## STATED PROBLEM
Reproduce the whole listing, character for character.

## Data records
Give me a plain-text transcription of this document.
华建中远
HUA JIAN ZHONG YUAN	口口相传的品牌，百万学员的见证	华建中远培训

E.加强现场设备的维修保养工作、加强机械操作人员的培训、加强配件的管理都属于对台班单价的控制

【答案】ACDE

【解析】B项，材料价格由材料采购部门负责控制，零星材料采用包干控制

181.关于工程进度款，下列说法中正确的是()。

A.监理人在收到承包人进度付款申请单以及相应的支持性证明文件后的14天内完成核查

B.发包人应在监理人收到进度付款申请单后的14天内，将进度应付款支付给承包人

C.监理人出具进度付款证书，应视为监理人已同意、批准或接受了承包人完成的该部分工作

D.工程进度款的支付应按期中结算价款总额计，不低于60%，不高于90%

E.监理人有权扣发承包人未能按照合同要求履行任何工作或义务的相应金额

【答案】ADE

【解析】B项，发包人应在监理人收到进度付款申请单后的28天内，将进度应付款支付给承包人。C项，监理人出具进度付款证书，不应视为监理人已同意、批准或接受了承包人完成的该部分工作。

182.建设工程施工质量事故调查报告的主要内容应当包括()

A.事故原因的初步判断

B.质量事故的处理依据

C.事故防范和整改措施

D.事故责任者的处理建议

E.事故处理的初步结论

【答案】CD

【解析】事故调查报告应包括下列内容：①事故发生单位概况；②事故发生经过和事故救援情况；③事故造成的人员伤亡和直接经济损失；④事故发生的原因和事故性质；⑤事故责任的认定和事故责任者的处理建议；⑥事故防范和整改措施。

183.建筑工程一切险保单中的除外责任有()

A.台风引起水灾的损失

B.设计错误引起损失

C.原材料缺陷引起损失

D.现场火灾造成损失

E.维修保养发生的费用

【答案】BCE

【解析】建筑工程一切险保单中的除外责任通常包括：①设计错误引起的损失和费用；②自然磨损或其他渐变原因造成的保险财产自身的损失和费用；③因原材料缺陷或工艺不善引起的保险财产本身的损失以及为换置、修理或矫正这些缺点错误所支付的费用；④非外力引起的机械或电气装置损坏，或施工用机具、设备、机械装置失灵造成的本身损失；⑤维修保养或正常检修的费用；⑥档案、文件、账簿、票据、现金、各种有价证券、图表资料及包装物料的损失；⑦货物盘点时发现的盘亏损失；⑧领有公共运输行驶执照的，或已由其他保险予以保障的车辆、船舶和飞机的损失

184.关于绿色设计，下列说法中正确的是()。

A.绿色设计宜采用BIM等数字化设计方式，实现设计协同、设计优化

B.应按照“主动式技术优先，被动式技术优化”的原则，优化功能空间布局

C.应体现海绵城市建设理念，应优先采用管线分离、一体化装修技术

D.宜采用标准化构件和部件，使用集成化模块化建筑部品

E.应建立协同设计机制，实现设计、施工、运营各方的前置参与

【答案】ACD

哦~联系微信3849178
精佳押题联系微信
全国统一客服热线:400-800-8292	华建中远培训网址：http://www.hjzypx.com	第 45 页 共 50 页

## RESPONSE TO THE EXERCISE
Give me a plain-text transcription of this document.
华建中远
HUA JIAN ZHONG YUAN	口口相传的品牌，百万学员的见证	华建中远培训

E.加强现场设备的维修保养工作、加强机械操作人员的培训、加强配件的管理都属于对台班单价的控制

【答案】ACDE

【解析】B项，材料价格由材料采购部门负责控制，零星材料采用包干控制

181.关于工程进度款，下列说法中正确的是()。

A.监理人在收到承包人进度付款申请单以及相应的支持性证明文件后的14天内完成核查

B.发包人应在监理人收到进度付款申请单后的14天内，将进度应付款支付给承包人

C.监理人出具进度付款证书，应视为监理人已同意、批准或接受了承包人完成的该部分工作

D.工程进度款的支付应按期中结算价款总额计，不低于60%，不高于90%

E.监理人有权扣发承包人未能按照合同要求履行任何工作或义务的相应金额

【答案】ADE

【解析】B项，发包人应在监理人收到进度付款申请单后的28天内，将进度应付款支付给承包人。C项，监理人出具进度付款证书，不应视为监理人已同意、批准或接受了承包人完成的该部分工作。

182.建设工程施工质量事故调查报告的主要内容应当包括()

A.事故原因的初步判断

B.质量事故的处理依据

C.事故防范和整改措施

D.事故责任者的处理建议

E.事故处理的初步结论

【答案】CD

【解析】事故调查报告应包括下列内容：①事故发生单位概况；②事故发生经过和事故救援情况；③事故造成的人员伤亡和直接经济损失；④事故发生的原因和事故性质；⑤事故责任的认定和事故责任者的处理建议；⑥事故防范和整改措施。

183.建筑工程一切险保单中的除外责任有()

A.台风引起水灾的损失

B.设计错误引起损失

C.原材料缺陷引起损失

D.现场火灾造成损失

E.维修保养发生的费用

【答案】BCE

【解析】建筑工程一切险保单中的除外责任通常包括：①设计错误引起的损失和费用；②自然磨损或其他渐变原因造成的保险财产自身的损失和费用；③因原材料缺陷或工艺不善引起的保险财产本身的损失以及为换置、修理或矫正这些缺点错误所支付的费用；④非外力引起的机械或电气装置损坏，或施工用机具、设备、机械装置失灵造成的本身损失；⑤维修保养或正常检修的费用；⑥档案、文件、账簿、票据、现金、各种有价证券、图表资料及包装物料的损失；⑦货物盘点时发现的盘亏损失；⑧领有公共运输行驶执照的，或已由其他保险予以保障的车辆、船舶和飞机的损失

184.关于绿色设计，下列说法中正确的是()。

A.绿色设计宜采用BIM等数字化设计方式，实现设计协同、设计优化

B.应按照“主动式技术优先，被动式技术优化”的原则，优化功能空间布局

C.应体现海绵城市建设理念，应优先采用管线分离、一体化装修技术

D.宜采用标准化构件和部件，使用集成化模块化建筑部品

E.应建立协同设计机制，实现设计、施工、运营各方的前置参与

【答案】ACD

哦~联系微信3849178
精佳押题联系微信
全国统一客服热线:400-800-8292	华建中远培训网址：http://www.hjzypx.com	第 45 页 共 50 页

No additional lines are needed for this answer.